- What is expected -
Copy each entry as it stands, leaving nothing out.

- Task inputs -
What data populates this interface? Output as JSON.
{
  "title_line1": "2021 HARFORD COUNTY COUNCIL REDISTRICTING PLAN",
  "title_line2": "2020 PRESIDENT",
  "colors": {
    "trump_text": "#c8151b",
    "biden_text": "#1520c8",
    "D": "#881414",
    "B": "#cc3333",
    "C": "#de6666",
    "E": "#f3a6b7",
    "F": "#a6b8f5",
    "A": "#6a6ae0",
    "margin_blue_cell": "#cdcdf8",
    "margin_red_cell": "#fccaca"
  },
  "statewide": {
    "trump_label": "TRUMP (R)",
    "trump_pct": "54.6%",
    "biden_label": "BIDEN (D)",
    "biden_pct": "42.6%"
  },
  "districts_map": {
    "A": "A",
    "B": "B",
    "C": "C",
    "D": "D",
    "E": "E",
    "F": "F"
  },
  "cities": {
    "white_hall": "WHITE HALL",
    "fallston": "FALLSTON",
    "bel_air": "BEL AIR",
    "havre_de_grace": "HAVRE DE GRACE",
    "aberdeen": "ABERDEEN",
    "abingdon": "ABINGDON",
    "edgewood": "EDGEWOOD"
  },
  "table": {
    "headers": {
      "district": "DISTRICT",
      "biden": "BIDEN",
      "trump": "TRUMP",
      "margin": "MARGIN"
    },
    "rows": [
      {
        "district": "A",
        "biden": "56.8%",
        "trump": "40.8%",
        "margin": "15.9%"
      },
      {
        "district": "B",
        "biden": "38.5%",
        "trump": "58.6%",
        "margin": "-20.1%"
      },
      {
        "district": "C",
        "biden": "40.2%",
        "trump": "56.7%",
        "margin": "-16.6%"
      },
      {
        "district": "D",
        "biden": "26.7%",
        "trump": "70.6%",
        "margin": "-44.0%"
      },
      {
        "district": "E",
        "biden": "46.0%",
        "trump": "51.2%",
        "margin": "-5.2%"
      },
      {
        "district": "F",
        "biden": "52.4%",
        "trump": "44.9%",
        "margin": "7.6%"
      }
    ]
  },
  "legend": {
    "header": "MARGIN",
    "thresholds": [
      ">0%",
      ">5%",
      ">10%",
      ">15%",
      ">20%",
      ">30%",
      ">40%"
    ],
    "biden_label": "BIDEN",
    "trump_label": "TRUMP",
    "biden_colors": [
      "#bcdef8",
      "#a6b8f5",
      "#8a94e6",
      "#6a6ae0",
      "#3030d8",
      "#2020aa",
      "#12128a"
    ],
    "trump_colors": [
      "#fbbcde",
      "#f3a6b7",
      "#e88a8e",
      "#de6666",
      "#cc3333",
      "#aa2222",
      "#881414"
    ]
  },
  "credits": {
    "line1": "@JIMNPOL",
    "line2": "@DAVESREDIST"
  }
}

- Result of the exercise -
What data populates this interface? Output as JSON.
{
  "title_line1": "2021 HARFORD COUNTY COUNCIL REDISTRICTING PLAN",
  "title_line2": "2020 PRESIDENT",
  "colors": {
    "trump_text": "#c8151b",
    "biden_text": "#1520c8",
    "D": "#881414",
    "B": "#cc3333",
    "C": "#de6666",
    "E": "#f3a6b7",
    "F": "#a6b8f5",
    "A": "#6a6ae0",
    "margin_blue_cell": "#cdcdf8",
    "margin_red_cell": "#fccaca"
  },
  "statewide": {
    "trump_label": "TRUMP (R)",
    "trump_pct": "54.6%",
    "biden_label": "BIDEN (D)",
    "biden_pct": "42.6%"
  },
  "districts_map": {
    "A": "A",
    "B": "B",
    "C": "C",
    "D": "D",
    "E": "E",
    "F": "F"
  },
  "cities": {
    "white_hall": "WHITE HALL",
    "fallston": "FALLSTON",
    "bel_air": "BEL AIR",
    "havre_de_grace": "HAVRE DE GRACE",
    "aberdeen": "ABERDEEN",
    "abingdon": "ABINGDON",
    "edgewood": "EDGEWOOD"
  },
  "table": {
    "headers": {
      "district": "DISTRICT",
      "biden": "BIDEN",
      "trump": "TRUMP",
      "margin": "MARGIN"
    },
    "rows": [
      {
        "district": "A",
        "biden": "56.8%",
        "trump": "40.8%",
        "margin": "15.9%"
      },
      {
        "district": "B",
        "biden": "38.5%",
        "trump": "58.6%",
        "margin": "-20.1%"
      },
      {
        "district": "C",
        "biden": "40.2%",
        "trump": "56.7%",
        "margin": "-16.6%"
      },
      {
        "district": "D",
        "biden": "26.7%",
        "trump": "70.6%",
        "margin": "-44.0%"
      },
      {
        "district": "E",
        "biden": "46.0%",
        "trump": "51.2%",
        "margin": "-5.2%"
      },
      {
        "district": "F",
        "biden": "52.4%",
        "trump": "44.9%",
        "margin": "7.6%"
      }
    ]
  },
  "legend": {
    "header": "MARGIN",
    "thresholds": [
      ">0%",
      ">5%",
      ">10%",
      ">15%",
      ">20%",
      ">30%",
      ">40%"
    ],
    "biden_label": "BIDEN",
    "trump_label": "TRUMP",
    "biden_colors": [
      "#bcdef8",
      "#a6b8f5",
      "#8a94e6",
      "#6a6ae0",
      "#3030d8",
      "#2020aa",
      "#12128a"
    ],
    "trump_colors": [
      "#fbbcde",
      "#f3a6b7",
      "#e88a8e",
      "#de6666",
      "#cc3333",
      "#aa2222",
      "#881414"
    ]
  },
  "credits": {
    "line1": "@JIMNPOL",
    "line2": "@DAVESREDIST"
  }
}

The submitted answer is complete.